» Input:
--- Begin ---
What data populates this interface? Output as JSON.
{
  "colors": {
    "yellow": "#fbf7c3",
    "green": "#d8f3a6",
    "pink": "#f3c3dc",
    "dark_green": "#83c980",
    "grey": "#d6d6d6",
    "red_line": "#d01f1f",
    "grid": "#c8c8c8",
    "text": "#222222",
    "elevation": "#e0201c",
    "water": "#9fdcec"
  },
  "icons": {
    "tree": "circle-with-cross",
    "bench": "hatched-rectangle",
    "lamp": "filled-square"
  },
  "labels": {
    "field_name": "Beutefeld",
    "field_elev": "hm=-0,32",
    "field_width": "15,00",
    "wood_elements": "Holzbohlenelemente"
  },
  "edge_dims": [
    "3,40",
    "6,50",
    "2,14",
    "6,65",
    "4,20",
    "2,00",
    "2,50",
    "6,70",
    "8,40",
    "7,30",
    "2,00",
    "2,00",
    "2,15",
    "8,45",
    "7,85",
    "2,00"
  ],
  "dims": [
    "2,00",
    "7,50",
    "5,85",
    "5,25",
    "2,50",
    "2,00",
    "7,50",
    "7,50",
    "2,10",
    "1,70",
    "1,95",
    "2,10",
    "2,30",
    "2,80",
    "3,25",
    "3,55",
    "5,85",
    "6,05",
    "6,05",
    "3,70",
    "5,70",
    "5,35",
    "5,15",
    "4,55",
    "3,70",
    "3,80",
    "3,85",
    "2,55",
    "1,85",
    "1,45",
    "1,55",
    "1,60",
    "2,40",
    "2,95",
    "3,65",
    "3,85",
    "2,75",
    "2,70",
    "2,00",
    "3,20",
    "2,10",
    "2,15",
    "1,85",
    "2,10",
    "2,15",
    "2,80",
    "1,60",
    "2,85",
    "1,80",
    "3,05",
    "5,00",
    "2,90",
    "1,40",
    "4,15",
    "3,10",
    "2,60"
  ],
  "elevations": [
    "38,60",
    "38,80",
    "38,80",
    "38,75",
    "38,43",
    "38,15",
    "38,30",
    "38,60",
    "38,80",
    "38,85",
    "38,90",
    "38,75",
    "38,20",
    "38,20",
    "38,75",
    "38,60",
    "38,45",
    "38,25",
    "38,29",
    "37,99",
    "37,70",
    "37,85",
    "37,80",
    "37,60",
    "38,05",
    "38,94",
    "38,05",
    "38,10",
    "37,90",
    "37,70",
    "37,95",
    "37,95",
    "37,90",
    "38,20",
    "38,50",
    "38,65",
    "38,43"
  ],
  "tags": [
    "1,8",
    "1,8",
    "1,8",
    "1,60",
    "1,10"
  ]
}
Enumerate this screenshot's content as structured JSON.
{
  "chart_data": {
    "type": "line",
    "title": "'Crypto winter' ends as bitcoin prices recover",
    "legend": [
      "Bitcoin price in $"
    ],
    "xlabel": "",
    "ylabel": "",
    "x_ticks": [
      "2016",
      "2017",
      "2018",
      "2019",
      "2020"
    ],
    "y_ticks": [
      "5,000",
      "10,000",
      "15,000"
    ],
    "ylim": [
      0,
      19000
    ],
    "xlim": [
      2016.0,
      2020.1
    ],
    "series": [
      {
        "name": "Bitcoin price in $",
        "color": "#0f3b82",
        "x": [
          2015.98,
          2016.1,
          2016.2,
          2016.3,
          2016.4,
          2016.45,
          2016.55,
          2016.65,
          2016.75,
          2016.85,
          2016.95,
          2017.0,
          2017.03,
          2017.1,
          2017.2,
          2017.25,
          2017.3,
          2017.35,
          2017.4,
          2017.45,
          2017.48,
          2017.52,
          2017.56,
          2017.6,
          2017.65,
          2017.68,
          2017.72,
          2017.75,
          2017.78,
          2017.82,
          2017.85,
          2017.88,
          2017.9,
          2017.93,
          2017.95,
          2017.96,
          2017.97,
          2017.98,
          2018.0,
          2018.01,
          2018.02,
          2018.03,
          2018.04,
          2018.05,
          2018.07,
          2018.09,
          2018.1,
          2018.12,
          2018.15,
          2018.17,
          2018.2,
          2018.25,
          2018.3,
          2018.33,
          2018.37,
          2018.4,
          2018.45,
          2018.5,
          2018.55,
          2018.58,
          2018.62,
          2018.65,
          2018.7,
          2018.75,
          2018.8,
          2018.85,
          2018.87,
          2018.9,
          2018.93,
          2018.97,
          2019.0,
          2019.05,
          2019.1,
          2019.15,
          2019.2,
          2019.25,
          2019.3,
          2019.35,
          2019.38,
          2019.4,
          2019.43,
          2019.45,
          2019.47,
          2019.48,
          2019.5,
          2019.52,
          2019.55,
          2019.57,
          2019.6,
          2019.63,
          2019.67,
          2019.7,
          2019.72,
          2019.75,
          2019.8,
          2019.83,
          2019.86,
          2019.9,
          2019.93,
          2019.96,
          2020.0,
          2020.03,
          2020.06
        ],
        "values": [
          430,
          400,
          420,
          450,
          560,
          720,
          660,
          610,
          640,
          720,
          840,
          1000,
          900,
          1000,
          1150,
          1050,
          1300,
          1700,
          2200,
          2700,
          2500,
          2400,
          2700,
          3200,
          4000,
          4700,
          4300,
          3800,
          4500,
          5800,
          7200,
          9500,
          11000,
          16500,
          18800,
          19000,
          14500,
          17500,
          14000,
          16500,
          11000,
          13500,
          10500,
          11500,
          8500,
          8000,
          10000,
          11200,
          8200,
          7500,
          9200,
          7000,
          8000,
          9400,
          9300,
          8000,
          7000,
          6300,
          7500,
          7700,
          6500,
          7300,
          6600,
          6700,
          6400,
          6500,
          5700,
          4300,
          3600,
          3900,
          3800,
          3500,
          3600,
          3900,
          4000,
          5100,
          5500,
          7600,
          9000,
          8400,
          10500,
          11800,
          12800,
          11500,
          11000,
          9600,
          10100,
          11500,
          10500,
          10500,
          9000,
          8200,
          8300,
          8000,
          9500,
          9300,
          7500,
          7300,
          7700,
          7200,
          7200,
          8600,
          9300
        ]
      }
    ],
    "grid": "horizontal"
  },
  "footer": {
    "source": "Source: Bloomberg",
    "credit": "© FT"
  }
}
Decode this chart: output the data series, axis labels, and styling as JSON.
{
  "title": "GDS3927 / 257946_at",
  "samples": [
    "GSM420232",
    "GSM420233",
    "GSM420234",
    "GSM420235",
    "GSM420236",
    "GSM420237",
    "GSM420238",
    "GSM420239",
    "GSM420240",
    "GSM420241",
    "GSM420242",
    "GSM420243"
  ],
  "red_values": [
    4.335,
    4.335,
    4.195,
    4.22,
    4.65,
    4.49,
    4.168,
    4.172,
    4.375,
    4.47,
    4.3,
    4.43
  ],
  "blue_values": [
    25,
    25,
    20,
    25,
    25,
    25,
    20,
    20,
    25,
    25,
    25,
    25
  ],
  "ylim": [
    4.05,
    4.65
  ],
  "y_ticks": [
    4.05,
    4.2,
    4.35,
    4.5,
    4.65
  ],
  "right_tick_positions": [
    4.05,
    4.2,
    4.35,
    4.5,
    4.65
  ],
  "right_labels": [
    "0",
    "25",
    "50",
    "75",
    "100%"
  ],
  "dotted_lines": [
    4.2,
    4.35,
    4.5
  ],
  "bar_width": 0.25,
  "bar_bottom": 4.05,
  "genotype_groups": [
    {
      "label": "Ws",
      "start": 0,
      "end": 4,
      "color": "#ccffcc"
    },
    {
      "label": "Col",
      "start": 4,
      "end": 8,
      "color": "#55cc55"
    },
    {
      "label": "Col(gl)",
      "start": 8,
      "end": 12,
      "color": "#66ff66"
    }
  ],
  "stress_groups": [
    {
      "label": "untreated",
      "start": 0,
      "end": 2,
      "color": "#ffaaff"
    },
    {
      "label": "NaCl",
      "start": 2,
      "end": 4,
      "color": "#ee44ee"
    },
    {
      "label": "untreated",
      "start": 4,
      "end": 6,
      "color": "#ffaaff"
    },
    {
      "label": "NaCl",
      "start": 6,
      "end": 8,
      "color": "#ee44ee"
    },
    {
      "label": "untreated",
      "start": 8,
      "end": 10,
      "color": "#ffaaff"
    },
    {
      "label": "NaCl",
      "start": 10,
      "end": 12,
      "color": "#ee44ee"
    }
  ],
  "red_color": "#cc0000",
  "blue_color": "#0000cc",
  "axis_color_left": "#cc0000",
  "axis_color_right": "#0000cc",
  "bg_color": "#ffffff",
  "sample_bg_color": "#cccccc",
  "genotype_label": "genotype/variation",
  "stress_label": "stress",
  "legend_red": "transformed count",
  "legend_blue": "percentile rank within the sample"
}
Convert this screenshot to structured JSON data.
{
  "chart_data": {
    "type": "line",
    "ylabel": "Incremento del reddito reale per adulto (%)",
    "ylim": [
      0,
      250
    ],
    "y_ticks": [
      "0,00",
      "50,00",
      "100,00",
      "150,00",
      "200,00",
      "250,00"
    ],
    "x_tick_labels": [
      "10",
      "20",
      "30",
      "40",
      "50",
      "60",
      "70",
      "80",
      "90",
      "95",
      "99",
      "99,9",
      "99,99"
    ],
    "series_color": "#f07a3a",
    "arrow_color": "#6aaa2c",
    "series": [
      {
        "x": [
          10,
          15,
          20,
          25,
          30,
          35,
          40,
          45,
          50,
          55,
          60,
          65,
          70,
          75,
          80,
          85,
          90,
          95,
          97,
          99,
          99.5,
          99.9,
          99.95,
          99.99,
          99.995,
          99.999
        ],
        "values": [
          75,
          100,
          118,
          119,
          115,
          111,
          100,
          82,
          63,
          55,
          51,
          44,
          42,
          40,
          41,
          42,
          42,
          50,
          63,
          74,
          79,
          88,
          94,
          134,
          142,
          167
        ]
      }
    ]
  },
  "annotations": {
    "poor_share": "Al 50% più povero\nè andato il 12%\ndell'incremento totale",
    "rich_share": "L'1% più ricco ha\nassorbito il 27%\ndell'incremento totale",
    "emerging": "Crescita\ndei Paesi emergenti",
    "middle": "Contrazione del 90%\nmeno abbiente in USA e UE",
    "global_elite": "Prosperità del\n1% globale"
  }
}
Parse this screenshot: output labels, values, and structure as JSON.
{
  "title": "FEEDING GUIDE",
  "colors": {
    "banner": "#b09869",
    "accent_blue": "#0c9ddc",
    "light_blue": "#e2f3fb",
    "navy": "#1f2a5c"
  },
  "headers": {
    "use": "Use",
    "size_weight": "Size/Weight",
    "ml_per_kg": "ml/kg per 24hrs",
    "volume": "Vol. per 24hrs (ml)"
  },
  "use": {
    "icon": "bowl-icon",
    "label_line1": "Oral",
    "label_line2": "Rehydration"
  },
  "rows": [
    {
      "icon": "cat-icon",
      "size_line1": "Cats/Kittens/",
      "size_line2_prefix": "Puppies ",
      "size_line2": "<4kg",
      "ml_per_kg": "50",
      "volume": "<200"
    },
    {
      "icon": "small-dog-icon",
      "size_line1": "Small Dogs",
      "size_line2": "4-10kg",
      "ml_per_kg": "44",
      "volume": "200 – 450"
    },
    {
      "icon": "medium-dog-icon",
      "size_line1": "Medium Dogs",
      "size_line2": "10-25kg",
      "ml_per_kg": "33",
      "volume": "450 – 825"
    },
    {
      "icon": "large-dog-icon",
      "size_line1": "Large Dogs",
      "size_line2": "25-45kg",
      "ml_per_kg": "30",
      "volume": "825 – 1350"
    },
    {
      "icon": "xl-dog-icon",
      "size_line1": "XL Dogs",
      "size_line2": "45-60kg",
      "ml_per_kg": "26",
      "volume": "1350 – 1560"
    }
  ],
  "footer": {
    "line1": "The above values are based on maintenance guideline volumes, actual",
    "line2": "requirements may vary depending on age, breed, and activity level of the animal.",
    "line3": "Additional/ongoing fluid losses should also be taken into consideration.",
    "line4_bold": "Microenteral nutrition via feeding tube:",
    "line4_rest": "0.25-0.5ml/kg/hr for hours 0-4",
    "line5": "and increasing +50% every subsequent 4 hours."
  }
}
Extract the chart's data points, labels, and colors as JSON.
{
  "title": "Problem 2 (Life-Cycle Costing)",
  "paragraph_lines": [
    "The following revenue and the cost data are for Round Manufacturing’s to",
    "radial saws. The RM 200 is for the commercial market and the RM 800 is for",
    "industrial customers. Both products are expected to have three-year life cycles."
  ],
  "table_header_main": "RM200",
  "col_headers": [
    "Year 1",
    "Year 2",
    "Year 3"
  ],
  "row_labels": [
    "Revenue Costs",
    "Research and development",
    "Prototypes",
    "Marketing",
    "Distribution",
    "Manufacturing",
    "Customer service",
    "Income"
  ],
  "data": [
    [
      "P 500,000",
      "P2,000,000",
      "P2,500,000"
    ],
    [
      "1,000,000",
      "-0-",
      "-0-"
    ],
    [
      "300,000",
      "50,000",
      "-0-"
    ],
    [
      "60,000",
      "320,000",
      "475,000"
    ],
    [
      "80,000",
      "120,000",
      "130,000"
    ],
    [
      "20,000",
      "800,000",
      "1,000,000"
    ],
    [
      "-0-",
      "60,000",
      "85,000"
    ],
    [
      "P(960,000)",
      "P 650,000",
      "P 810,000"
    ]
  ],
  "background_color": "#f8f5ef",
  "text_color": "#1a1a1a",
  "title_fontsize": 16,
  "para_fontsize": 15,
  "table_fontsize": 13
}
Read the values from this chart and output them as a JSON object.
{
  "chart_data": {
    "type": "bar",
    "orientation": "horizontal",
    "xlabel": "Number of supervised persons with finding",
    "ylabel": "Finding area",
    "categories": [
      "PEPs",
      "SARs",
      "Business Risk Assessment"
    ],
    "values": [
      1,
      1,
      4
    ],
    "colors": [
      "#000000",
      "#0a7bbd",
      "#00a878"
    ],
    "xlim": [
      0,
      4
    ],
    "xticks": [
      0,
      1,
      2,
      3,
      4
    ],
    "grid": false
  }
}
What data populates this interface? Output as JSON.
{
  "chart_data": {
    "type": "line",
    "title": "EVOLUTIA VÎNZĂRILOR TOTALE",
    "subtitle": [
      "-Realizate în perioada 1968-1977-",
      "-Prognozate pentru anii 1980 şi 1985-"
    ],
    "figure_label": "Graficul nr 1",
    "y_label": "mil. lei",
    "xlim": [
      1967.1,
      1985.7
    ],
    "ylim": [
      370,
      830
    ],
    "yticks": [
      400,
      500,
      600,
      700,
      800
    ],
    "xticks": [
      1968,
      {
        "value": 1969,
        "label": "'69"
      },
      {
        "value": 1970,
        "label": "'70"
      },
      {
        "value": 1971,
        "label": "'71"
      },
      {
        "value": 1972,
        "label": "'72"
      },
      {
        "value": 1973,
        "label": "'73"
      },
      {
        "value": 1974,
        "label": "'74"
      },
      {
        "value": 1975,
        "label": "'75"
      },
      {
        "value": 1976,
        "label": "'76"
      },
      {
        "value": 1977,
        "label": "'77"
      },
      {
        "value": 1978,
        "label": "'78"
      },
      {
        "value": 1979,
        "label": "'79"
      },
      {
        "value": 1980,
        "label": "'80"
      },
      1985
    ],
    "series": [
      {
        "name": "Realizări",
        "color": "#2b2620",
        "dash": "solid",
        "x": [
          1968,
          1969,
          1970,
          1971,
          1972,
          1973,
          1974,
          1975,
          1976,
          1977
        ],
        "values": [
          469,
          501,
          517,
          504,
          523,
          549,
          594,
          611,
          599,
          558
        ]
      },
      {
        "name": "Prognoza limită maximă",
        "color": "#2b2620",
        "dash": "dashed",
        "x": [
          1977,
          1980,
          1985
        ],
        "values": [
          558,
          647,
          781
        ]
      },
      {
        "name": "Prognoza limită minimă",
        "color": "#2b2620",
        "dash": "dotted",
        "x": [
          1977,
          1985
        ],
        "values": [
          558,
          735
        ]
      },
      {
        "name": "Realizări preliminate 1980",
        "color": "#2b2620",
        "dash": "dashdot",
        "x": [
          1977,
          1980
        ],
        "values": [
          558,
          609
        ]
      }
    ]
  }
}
--- End ---
What is the number of lines in the data holding the word "ndell"? Reply with that number only.

2